## What the task asks:
Exactly as they appear, output all of the entries.

## Rows:
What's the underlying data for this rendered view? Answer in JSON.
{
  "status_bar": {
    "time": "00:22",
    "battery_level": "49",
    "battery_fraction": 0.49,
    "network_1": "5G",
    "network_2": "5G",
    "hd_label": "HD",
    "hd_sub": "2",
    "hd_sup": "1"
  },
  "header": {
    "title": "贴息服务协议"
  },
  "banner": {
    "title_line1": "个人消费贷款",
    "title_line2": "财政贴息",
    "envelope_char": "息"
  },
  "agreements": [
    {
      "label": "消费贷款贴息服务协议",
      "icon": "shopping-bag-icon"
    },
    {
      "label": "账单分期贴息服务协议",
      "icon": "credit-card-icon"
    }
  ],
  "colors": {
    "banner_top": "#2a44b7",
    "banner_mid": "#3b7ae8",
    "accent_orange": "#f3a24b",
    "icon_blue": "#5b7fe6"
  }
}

## Result:
What's the underlying data for this rendered view? Answer in JSON.
{
  "status_bar": {
    "time": "00:22",
    "battery_level": "49",
    "battery_fraction": 0.49,
    "network_1": "5G",
    "network_2": "5G",
    "hd_label": "HD",
    "hd_sub": "2",
    "hd_sup": "1"
  },
  "header": {
    "title": "贴息服务协议"
  },
  "banner": {
    "title_line1": "个人消费贷款",
    "title_line2": "财政贴息",
    "envelope_char": "息"
  },
  "agreements": [
    {
      "label": "消费贷款贴息服务协议",
      "icon": "shopping-bag-icon"
    },
    {
      "label": "账单分期贴息服务协议",
      "icon": "credit-card-icon"
    }
  ],
  "colors": {
    "banner_top": "#2a44b7",
    "banner_mid": "#3b7ae8",
    "accent_orange": "#f3a24b",
    "icon_blue": "#5b7fe6"
  }
}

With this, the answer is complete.